◆ SET EXERCISE
Only lines with the string "align" matter here; gather them from the material below.

######

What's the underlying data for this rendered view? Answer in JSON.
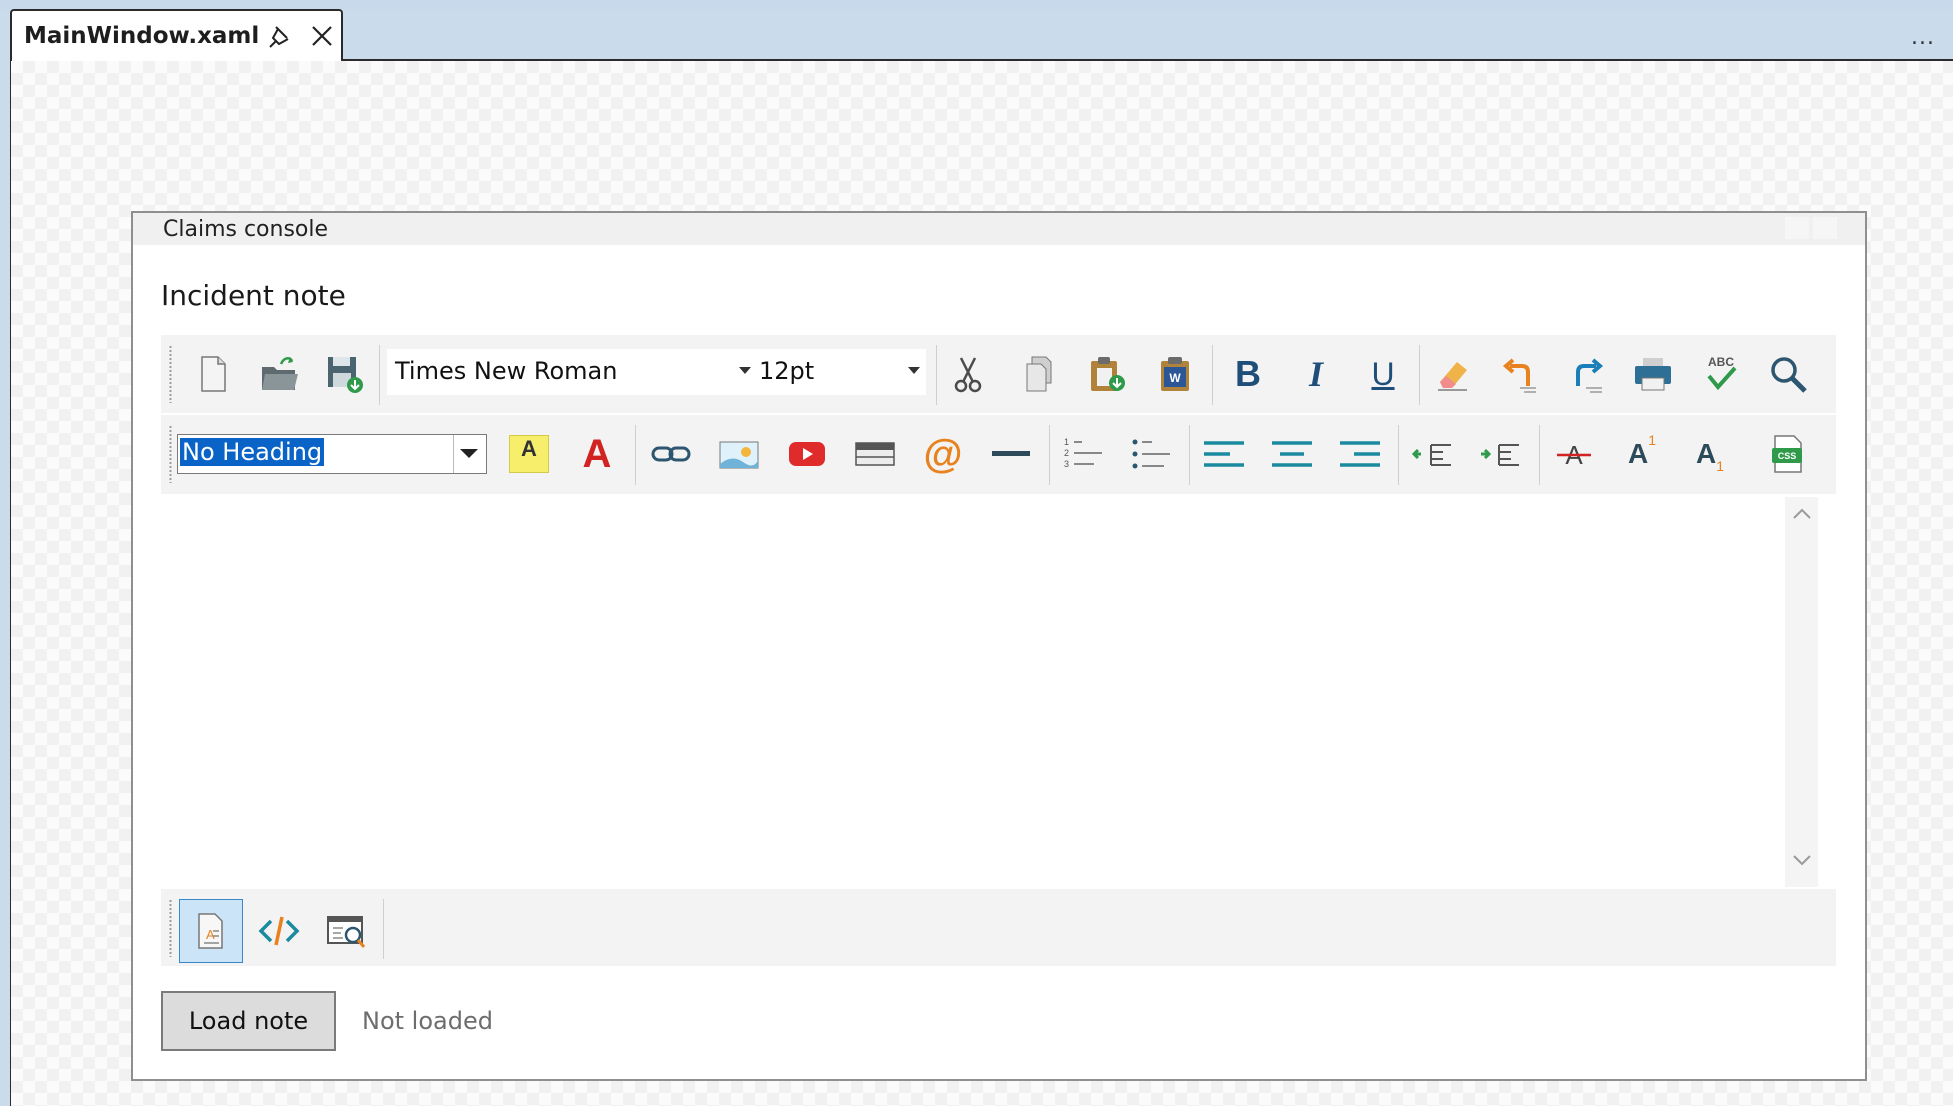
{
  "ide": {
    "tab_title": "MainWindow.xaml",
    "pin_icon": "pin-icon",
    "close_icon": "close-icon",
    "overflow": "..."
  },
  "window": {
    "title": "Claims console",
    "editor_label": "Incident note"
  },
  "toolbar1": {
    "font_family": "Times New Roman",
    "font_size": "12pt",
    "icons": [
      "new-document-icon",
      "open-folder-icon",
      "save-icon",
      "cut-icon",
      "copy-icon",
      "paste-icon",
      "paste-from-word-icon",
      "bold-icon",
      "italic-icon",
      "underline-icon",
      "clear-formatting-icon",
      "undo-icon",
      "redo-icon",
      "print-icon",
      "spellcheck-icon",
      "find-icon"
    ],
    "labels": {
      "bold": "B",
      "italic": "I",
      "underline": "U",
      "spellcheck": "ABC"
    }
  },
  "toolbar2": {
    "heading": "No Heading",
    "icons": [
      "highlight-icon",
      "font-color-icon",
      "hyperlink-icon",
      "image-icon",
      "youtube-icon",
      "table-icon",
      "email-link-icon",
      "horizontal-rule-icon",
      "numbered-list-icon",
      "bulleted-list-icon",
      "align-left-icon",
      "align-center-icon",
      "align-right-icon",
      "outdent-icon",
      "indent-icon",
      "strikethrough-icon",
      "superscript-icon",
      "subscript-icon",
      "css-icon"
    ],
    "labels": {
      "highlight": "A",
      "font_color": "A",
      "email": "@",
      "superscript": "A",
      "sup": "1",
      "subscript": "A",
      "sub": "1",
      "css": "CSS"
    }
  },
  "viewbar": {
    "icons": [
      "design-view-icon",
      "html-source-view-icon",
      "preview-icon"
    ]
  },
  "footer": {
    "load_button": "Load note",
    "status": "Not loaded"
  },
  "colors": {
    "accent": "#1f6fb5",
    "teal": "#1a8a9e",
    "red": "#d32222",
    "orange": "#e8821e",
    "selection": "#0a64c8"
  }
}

######

◆ TASK RESPONSE
      "align-left-icon",
      "align-center-icon",
      "align-right-icon",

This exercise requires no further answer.